• Given information:
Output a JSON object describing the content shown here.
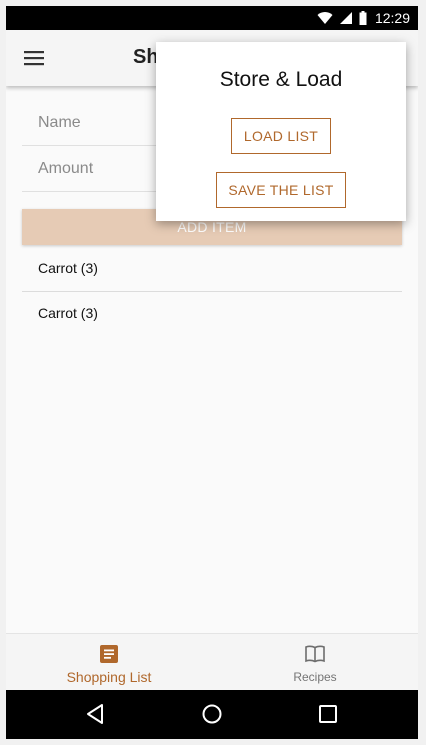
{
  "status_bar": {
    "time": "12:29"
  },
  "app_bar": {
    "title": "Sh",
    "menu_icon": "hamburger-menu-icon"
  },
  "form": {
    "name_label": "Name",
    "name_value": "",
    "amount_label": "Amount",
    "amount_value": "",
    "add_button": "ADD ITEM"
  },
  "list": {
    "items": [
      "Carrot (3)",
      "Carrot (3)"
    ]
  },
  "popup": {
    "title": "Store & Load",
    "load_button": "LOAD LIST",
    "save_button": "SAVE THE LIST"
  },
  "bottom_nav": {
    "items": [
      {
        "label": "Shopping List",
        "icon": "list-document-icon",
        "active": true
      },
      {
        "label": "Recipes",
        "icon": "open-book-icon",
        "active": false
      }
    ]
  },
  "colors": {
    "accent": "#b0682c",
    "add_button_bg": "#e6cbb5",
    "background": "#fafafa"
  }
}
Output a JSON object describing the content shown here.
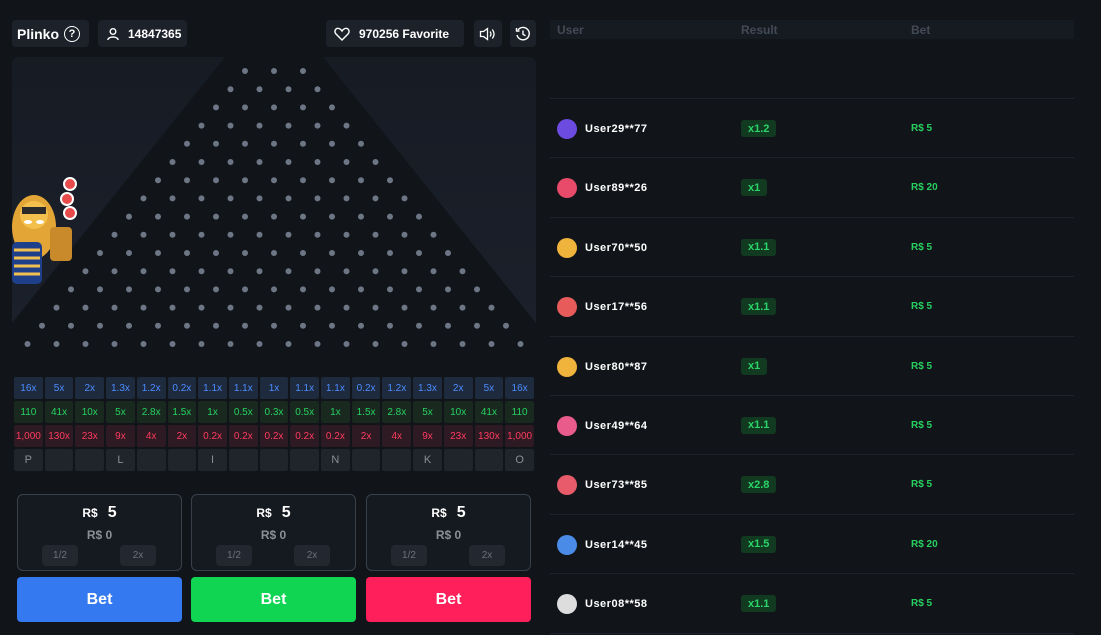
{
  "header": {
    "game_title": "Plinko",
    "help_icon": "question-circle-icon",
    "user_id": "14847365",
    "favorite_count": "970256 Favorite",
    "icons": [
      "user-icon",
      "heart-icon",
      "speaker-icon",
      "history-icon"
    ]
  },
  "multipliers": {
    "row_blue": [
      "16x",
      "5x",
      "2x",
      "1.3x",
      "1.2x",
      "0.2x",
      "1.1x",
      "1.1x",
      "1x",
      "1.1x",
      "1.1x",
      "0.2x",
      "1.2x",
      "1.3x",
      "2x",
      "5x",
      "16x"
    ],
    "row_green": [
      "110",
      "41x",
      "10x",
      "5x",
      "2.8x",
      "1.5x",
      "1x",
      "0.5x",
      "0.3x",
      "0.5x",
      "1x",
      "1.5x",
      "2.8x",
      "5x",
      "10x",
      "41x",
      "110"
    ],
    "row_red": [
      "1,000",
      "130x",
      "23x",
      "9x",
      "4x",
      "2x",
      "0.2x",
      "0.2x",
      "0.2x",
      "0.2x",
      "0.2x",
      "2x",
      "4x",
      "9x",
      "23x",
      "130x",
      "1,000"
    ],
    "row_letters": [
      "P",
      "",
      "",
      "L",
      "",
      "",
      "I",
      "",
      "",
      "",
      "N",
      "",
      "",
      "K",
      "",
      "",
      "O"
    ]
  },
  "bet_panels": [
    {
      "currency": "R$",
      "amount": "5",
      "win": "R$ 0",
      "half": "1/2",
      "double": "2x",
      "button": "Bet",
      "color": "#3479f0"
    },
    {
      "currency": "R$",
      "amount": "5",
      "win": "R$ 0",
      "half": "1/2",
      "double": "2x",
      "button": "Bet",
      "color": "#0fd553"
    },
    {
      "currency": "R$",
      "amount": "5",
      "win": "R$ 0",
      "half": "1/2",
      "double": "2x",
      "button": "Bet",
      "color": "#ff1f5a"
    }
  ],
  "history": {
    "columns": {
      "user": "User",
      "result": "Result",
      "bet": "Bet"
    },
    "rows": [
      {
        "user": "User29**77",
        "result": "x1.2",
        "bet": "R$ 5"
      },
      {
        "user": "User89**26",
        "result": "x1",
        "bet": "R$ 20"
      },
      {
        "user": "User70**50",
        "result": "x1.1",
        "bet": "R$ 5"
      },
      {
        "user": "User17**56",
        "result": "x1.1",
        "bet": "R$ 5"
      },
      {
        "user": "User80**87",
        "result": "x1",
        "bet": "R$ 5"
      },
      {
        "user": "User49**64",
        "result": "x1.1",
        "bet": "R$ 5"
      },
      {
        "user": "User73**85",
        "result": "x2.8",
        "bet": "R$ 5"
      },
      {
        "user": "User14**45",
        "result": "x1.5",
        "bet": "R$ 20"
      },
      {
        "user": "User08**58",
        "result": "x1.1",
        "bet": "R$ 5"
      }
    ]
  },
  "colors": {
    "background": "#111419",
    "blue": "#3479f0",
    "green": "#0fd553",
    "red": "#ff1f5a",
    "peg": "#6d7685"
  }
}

• Objective: Transcribe every record above exactly, leaving out the pictures.

• Answer to the problem:
Output a JSON object describing the content shown here.
{
  "status_bar": {
    "time": "12:29"
  },
  "app_bar": {
    "title": "Sh",
    "menu_icon": "hamburger-menu-icon"
  },
  "form": {
    "name_label": "Name",
    "name_value": "",
    "amount_label": "Amount",
    "amount_value": "",
    "add_button": "ADD ITEM"
  },
  "list": {
    "items": [
      "Carrot (3)",
      "Carrot (3)"
    ]
  },
  "popup": {
    "title": "Store & Load",
    "load_button": "LOAD LIST",
    "save_button": "SAVE THE LIST"
  },
  "bottom_nav": {
    "items": [
      {
        "label": "Shopping List",
        "icon": "list-document-icon",
        "active": true
      },
      {
        "label": "Recipes",
        "icon": "open-book-icon",
        "active": false
      }
    ]
  },
  "colors": {
    "accent": "#b0682c",
    "add_button_bg": "#e6cbb5",
    "background": "#fafafa"
  }
}
Output a JSON object describing the content shown here.
{
  "header": {
    "game_title": "Plinko",
    "help_icon": "question-circle-icon",
    "user_id": "14847365",
    "favorite_count": "970256 Favorite",
    "icons": [
      "user-icon",
      "heart-icon",
      "speaker-icon",
      "history-icon"
    ]
  },
  "multipliers": {
    "row_blue": [
      "16x",
      "5x",
      "2x",
      "1.3x",
      "1.2x",
      "0.2x",
      "1.1x",
      "1.1x",
      "1x",
      "1.1x",
      "1.1x",
      "0.2x",
      "1.2x",
      "1.3x",
      "2x",
      "5x",
      "16x"
    ],
    "row_green": [
      "110",
      "41x",
      "10x",
      "5x",
      "2.8x",
      "1.5x",
      "1x",
      "0.5x",
      "0.3x",
      "0.5x",
      "1x",
      "1.5x",
      "2.8x",
      "5x",
      "10x",
      "41x",
      "110"
    ],
    "row_red": [
      "1,000",
      "130x",
      "23x",
      "9x",
      "4x",
      "2x",
      "0.2x",
      "0.2x",
      "0.2x",
      "0.2x",
      "0.2x",
      "2x",
      "4x",
      "9x",
      "23x",
      "130x",
      "1,000"
    ],
    "row_letters": [
      "P",
      "",
      "",
      "L",
      "",
      "",
      "I",
      "",
      "",
      "",
      "N",
      "",
      "",
      "K",
      "",
      "",
      "O"
    ]
  },
  "bet_panels": [
    {
      "currency": "R$",
      "amount": "5",
      "win": "R$ 0",
      "half": "1/2",
      "double": "2x",
      "button": "Bet",
      "color": "#3479f0"
    },
    {
      "currency": "R$",
      "amount": "5",
      "win": "R$ 0",
      "half": "1/2",
      "double": "2x",
      "button": "Bet",
      "color": "#0fd553"
    },
    {
      "currency": "R$",
      "amount": "5",
      "win": "R$ 0",
      "half": "1/2",
      "double": "2x",
      "button": "Bet",
      "color": "#ff1f5a"
    }
  ],
  "history": {
    "columns": {
      "user": "User",
      "result": "Result",
      "bet": "Bet"
    },
    "rows": [
      {
        "user": "User29**77",
        "result": "x1.2",
        "bet": "R$ 5"
      },
      {
        "user": "User89**26",
        "result": "x1",
        "bet": "R$ 20"
      },
      {
        "user": "User70**50",
        "result": "x1.1",
        "bet": "R$ 5"
      },
      {
        "user": "User17**56",
        "result": "x1.1",
        "bet": "R$ 5"
      },
      {
        "user": "User80**87",
        "result": "x1",
        "bet": "R$ 5"
      },
      {
        "user": "User49**64",
        "result": "x1.1",
        "bet": "R$ 5"
      },
      {
        "user": "User73**85",
        "result": "x2.8",
        "bet": "R$ 5"
      },
      {
        "user": "User14**45",
        "result": "x1.5",
        "bet": "R$ 20"
      },
      {
        "user": "User08**58",
        "result": "x1.1",
        "bet": "R$ 5"
      }
    ]
  },
  "colors": {
    "background": "#111419",
    "blue": "#3479f0",
    "green": "#0fd553",
    "red": "#ff1f5a",
    "peg": "#6d7685"
  }
}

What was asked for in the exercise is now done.